- Data records -
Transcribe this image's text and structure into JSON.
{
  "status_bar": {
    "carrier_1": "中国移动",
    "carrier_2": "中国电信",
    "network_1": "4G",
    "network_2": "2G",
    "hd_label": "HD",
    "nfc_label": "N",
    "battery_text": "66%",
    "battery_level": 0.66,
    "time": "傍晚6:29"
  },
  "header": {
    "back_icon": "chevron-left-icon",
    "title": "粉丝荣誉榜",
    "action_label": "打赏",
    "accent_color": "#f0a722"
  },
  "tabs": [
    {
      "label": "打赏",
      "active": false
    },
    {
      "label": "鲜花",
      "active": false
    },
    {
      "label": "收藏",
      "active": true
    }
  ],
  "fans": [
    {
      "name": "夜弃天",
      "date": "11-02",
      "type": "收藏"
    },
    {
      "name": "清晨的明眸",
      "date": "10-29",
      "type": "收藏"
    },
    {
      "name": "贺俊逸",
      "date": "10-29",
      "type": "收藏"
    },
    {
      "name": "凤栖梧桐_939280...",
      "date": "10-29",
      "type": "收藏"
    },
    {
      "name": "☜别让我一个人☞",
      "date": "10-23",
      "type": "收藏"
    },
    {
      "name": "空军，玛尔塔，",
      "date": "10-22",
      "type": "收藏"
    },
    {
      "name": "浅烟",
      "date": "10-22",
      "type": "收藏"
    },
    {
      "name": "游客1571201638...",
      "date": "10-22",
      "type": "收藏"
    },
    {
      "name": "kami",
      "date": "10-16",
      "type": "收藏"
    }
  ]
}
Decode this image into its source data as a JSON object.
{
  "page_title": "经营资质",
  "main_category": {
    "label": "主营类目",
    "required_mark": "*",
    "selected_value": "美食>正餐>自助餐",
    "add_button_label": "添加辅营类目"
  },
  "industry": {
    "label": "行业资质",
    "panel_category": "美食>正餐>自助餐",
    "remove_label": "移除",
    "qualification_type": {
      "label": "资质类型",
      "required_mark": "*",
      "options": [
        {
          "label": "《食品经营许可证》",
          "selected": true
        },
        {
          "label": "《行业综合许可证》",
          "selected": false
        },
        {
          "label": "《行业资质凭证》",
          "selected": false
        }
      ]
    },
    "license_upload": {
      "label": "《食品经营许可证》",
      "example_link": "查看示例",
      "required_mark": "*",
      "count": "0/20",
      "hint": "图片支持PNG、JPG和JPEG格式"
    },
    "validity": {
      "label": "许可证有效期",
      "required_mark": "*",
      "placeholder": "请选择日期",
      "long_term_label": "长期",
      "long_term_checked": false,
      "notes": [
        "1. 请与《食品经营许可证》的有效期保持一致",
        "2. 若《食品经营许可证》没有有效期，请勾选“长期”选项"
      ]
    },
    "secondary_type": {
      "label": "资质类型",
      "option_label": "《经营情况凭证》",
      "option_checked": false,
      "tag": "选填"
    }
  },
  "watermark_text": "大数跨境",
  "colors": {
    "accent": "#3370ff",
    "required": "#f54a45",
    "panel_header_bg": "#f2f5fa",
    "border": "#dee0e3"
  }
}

- Problem requirements -
Lines in the records that hold the word "JSON" are to be counted; give only the total.

- Solution for this exercise -
2